▶ WORK REQUIRED
Without including any pictures, write out all the entries exactly.

▶ WORKING DATA

==============================

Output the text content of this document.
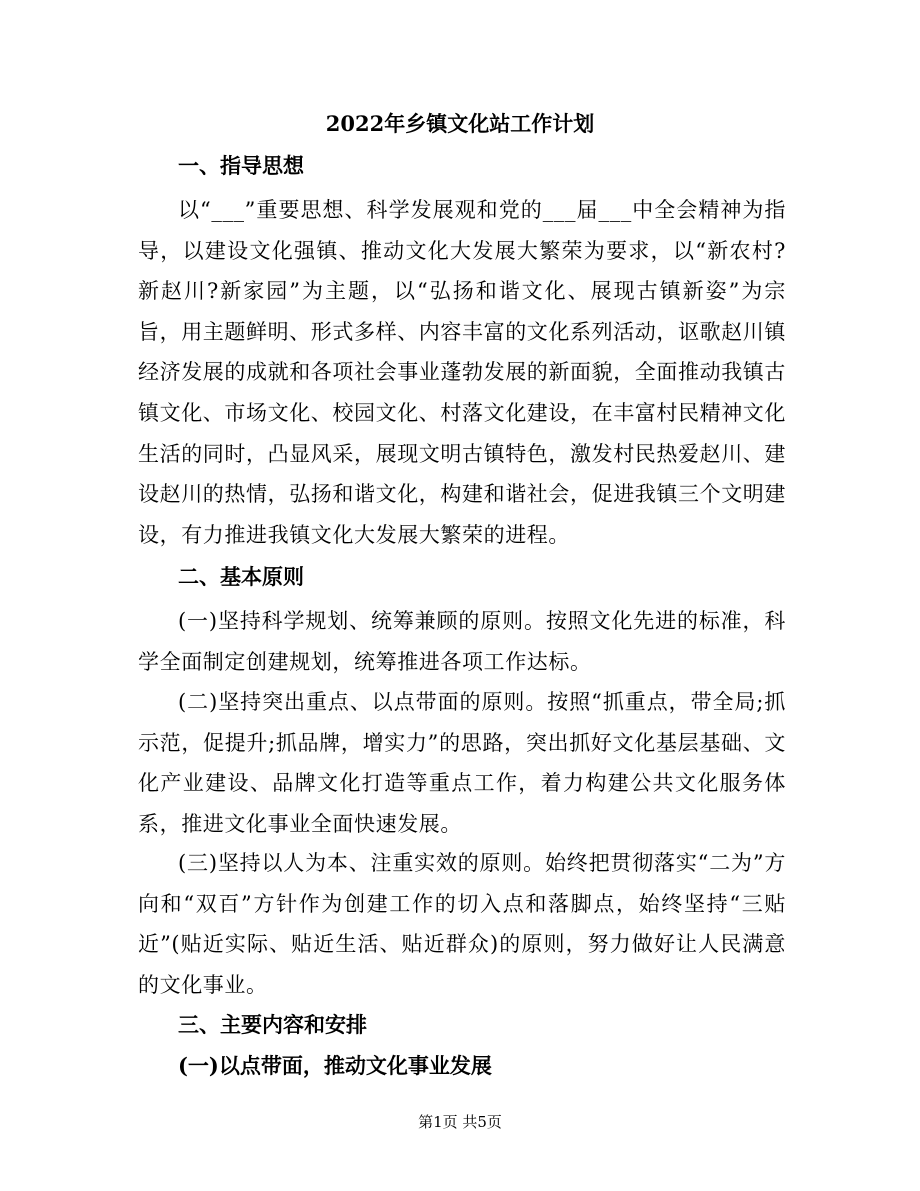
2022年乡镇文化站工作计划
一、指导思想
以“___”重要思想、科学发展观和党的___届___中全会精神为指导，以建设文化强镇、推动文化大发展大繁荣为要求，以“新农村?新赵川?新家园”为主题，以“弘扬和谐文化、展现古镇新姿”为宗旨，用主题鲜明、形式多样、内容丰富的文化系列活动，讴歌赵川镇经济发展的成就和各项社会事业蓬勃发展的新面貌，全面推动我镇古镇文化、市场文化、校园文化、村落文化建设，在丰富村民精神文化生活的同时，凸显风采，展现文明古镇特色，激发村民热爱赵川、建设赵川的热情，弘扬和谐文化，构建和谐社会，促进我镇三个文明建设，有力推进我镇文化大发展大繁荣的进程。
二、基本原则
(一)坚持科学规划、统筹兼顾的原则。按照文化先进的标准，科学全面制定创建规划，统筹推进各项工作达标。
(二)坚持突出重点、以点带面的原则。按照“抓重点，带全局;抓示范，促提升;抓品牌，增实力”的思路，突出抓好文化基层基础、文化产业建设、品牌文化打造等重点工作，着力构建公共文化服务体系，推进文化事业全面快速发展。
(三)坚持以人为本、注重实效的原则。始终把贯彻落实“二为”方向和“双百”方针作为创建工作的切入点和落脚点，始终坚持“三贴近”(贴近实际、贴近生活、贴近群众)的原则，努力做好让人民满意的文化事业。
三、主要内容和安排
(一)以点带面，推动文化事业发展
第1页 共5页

==============================

▶ TASK SOLUTION
Output the text content of this document.
2022年乡镇文化站工作计划
一、指导思想
以“___”重要思想、科学发展观和党的___届___中全会精神为指导，以建设文化强镇、推动文化大发展大繁荣为要求，以“新农村?新赵川?新家园”为主题，以“弘扬和谐文化、展现古镇新姿”为宗旨，用主题鲜明、形式多样、内容丰富的文化系列活动，讴歌赵川镇经济发展的成就和各项社会事业蓬勃发展的新面貌，全面推动我镇古镇文化、市场文化、校园文化、村落文化建设，在丰富村民精神文化生活的同时，凸显风采，展现文明古镇特色，激发村民热爱赵川、建设赵川的热情，弘扬和谐文化，构建和谐社会，促进我镇三个文明建设，有力推进我镇文化大发展大繁荣的进程。
二、基本原则
(一)坚持科学规划、统筹兼顾的原则。按照文化先进的标准，科学全面制定创建规划，统筹推进各项工作达标。
(二)坚持突出重点、以点带面的原则。按照“抓重点，带全局;抓示范，促提升;抓品牌，增实力”的思路，突出抓好文化基层基础、文化产业建设、品牌文化打造等重点工作，着力构建公共文化服务体系，推进文化事业全面快速发展。
(三)坚持以人为本、注重实效的原则。始终把贯彻落实“二为”方向和“双百”方针作为创建工作的切入点和落脚点，始终坚持“三贴近”(贴近实际、贴近生活、贴近群众)的原则，努力做好让人民满意的文化事业。
三、主要内容和安排
(一)以点带面，推动文化事业发展
第1页 共5页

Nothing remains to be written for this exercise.